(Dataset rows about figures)
***

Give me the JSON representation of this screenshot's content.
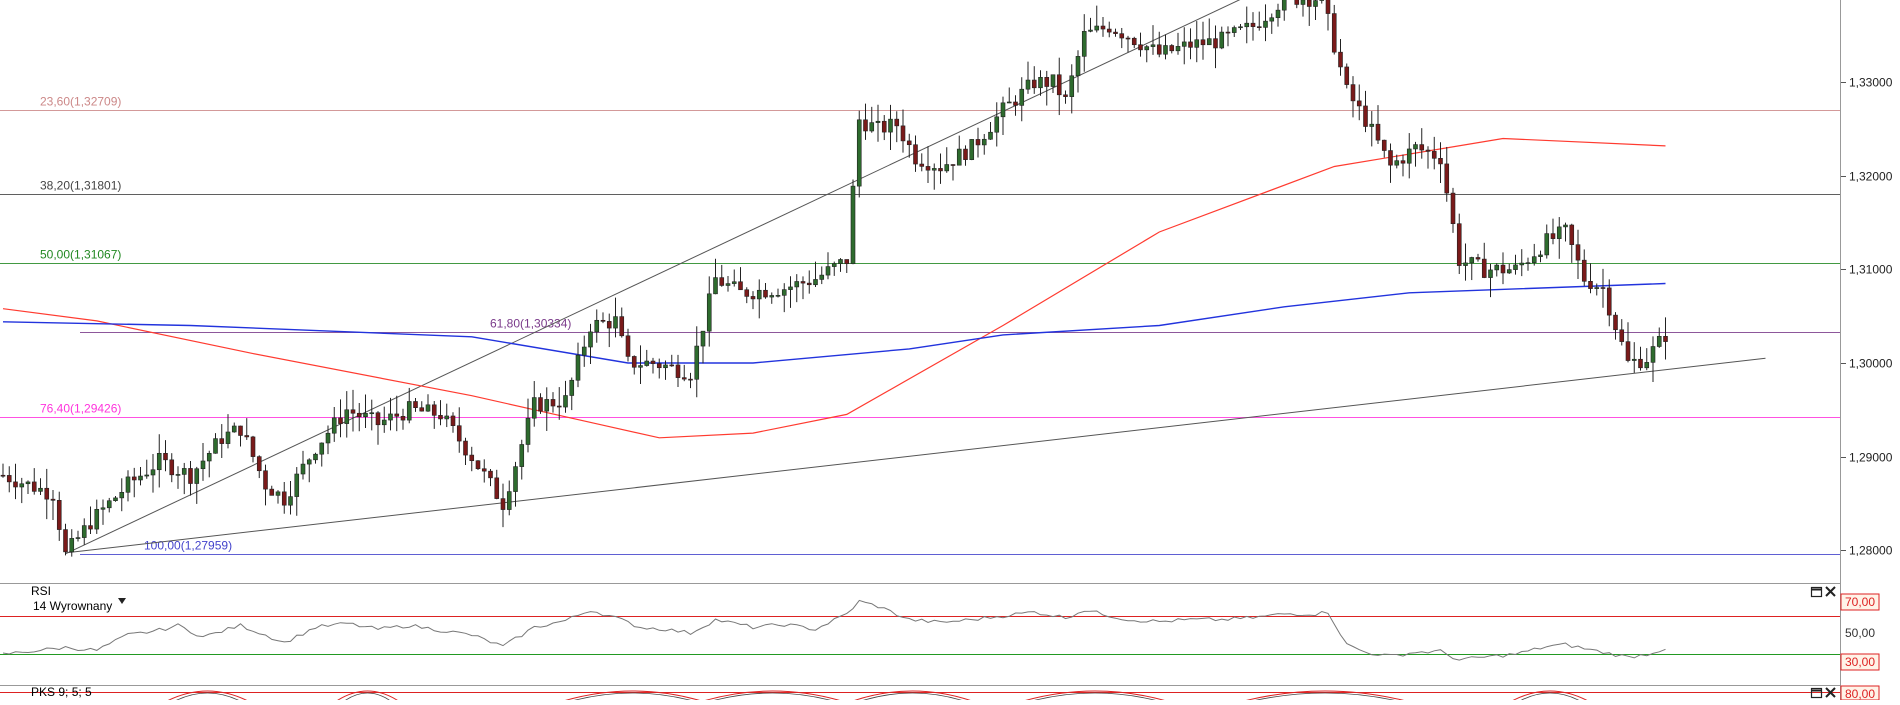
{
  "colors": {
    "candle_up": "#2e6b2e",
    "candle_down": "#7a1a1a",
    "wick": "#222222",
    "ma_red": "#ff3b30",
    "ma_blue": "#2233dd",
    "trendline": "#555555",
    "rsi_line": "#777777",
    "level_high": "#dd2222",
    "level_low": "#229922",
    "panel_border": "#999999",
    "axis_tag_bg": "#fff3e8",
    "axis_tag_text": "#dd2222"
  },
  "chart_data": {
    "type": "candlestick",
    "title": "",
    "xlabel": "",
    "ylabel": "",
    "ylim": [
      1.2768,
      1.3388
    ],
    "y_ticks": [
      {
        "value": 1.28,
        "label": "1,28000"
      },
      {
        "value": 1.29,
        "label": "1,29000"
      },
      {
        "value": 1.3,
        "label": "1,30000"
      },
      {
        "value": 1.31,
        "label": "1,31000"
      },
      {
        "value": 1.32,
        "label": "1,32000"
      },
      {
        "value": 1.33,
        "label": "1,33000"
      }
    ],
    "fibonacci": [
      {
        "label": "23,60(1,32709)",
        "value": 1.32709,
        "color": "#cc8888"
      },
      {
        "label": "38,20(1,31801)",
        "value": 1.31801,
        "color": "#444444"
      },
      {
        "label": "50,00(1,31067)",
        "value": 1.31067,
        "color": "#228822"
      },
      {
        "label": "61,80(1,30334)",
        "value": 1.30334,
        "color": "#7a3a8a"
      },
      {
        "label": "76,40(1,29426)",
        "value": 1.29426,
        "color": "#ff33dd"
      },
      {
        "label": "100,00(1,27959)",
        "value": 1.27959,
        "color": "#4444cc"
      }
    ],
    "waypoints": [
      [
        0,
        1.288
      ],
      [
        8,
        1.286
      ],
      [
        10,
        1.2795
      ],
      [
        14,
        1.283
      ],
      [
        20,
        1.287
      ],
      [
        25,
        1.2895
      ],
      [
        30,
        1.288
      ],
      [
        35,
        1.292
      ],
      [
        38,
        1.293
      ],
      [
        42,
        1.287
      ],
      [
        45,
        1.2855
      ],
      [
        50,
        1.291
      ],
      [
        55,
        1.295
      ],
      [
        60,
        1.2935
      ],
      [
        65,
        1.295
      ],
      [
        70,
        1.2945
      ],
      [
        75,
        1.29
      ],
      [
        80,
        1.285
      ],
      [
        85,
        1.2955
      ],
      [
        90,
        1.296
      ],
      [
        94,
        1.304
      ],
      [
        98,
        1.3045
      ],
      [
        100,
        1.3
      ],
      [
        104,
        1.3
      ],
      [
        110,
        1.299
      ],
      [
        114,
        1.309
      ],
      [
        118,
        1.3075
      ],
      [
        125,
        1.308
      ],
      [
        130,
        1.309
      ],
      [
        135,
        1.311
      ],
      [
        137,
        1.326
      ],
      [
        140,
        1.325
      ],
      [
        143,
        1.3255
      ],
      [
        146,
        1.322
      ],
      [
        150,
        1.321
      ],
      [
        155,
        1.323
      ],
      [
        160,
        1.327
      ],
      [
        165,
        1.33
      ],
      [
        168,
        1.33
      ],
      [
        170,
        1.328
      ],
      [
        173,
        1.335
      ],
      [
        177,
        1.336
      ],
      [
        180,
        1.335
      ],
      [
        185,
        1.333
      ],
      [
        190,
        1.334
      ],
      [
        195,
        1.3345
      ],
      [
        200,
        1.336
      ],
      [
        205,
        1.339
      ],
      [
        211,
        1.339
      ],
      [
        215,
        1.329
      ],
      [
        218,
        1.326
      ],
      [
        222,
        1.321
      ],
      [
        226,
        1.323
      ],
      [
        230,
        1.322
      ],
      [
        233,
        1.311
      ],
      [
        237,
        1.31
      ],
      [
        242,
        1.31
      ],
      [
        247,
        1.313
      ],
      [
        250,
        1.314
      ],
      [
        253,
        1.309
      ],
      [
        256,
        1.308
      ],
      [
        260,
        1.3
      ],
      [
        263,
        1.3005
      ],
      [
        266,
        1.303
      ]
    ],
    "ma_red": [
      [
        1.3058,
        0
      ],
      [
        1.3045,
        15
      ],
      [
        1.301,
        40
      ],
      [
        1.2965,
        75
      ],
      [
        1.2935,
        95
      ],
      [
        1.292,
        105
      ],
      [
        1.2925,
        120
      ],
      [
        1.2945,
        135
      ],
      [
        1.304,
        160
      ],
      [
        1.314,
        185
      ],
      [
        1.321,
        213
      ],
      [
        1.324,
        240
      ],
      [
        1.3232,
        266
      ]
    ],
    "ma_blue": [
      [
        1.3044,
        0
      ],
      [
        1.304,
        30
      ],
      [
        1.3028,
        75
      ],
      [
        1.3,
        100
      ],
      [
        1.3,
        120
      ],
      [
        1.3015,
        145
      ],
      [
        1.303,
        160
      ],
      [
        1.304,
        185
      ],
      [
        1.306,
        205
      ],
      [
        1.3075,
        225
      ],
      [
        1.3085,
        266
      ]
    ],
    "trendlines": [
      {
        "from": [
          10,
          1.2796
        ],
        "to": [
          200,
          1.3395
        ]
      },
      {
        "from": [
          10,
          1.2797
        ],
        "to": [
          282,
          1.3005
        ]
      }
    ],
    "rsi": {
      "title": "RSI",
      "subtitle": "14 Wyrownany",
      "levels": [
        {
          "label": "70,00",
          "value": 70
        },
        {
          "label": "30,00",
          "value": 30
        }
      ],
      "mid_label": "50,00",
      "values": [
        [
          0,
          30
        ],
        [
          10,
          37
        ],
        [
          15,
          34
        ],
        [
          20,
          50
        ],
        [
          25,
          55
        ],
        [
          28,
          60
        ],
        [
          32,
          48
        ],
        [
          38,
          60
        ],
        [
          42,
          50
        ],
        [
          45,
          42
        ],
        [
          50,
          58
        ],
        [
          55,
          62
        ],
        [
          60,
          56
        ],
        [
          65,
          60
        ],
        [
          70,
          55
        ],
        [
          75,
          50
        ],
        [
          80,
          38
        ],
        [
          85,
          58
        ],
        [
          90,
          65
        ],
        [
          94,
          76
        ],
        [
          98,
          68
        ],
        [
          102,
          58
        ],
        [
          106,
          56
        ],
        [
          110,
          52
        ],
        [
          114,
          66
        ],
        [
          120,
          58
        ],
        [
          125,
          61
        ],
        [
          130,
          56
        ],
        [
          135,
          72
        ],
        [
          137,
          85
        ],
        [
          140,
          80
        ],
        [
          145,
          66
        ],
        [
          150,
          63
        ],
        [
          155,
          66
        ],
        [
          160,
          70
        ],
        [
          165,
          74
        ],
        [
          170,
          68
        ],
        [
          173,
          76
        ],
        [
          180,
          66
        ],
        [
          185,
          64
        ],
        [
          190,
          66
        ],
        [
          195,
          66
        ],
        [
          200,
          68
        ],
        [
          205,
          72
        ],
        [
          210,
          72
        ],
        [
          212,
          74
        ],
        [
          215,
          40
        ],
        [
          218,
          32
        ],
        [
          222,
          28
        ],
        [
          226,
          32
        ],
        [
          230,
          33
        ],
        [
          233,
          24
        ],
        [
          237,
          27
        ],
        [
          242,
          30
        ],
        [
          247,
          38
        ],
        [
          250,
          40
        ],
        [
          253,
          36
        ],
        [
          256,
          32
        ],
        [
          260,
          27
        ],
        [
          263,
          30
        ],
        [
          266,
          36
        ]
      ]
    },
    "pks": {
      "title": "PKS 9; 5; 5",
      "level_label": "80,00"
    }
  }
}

***

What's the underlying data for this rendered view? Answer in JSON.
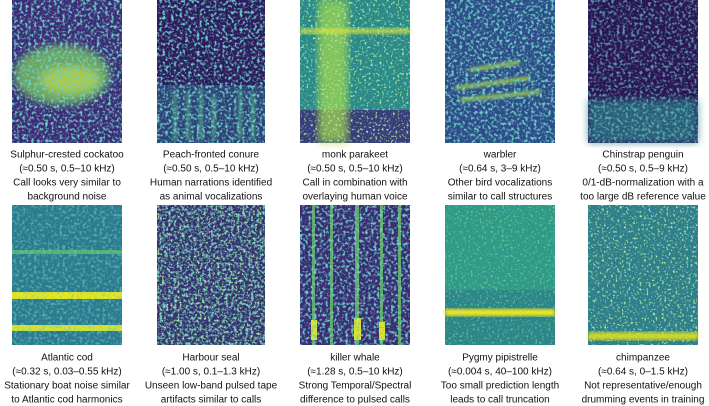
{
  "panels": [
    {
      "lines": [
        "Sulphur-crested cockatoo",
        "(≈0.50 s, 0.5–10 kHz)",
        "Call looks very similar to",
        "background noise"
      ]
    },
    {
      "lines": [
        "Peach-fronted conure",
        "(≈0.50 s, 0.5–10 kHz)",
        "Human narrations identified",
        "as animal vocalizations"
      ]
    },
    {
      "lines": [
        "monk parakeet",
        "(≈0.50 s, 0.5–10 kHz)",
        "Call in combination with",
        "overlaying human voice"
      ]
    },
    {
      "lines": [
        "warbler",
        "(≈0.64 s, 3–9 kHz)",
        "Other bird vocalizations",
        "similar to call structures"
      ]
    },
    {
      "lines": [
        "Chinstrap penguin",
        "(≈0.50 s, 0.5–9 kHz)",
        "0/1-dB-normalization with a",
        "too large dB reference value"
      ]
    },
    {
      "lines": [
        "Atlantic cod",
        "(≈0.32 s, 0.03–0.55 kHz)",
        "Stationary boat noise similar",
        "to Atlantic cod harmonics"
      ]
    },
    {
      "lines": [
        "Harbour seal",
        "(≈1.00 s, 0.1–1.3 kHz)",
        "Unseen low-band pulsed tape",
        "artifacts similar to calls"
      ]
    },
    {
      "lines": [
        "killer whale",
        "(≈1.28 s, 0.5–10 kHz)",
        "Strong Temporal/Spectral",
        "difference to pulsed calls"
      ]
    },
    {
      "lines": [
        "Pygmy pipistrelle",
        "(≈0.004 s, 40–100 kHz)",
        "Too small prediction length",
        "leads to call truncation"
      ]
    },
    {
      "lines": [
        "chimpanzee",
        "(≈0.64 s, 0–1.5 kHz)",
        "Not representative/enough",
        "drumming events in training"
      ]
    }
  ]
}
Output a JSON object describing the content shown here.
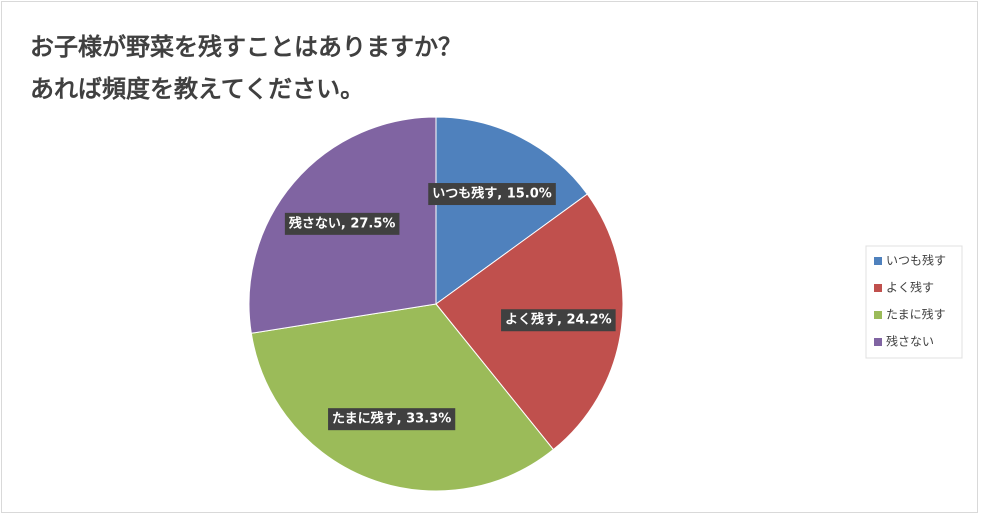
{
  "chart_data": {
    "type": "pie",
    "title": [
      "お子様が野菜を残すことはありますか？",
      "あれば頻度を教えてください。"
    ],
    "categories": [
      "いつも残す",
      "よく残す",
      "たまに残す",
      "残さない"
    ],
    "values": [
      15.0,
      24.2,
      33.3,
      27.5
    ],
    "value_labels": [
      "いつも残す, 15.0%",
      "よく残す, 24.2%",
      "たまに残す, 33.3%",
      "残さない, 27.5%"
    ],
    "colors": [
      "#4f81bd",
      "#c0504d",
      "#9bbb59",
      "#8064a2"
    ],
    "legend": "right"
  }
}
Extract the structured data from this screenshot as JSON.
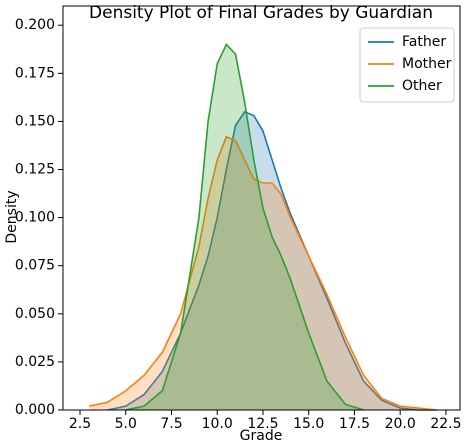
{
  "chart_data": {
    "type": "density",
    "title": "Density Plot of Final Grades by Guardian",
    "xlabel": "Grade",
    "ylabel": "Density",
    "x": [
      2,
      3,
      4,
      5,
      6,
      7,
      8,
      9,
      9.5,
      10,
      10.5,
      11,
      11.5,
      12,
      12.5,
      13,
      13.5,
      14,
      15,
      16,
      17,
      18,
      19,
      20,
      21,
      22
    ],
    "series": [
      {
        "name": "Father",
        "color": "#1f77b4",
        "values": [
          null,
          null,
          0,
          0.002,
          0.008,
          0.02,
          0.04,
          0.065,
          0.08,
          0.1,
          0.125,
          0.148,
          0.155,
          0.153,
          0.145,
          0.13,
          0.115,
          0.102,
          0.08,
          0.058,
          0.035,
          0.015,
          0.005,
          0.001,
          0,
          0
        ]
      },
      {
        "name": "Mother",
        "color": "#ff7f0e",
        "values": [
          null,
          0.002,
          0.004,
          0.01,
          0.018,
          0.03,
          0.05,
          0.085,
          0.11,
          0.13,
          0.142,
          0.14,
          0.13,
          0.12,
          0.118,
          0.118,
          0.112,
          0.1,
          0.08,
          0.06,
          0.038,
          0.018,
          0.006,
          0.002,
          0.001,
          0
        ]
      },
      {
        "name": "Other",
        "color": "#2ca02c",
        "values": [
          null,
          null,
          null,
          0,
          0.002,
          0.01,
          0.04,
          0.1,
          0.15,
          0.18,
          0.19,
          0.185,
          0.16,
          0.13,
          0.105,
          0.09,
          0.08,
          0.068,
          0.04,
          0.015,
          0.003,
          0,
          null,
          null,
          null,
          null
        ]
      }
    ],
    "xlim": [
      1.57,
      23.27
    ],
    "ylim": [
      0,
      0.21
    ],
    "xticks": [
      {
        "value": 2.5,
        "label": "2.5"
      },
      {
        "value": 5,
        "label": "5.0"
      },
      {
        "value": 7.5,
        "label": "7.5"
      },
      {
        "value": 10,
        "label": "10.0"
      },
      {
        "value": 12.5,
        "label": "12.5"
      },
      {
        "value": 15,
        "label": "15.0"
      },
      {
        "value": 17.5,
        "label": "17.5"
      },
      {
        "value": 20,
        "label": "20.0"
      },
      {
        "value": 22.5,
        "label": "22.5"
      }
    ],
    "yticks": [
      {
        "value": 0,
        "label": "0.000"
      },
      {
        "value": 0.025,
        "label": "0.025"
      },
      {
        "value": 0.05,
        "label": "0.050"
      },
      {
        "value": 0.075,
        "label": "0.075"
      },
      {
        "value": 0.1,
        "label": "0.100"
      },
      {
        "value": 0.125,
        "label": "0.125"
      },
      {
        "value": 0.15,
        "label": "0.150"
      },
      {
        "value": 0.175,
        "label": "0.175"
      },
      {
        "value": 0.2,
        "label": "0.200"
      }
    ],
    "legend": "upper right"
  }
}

***

Gather each line in the data that holds the string "Atlantic".

ANSWER TO THE EXERCISE:
        "Atlantic cod",
        "to Atlantic cod harmonics"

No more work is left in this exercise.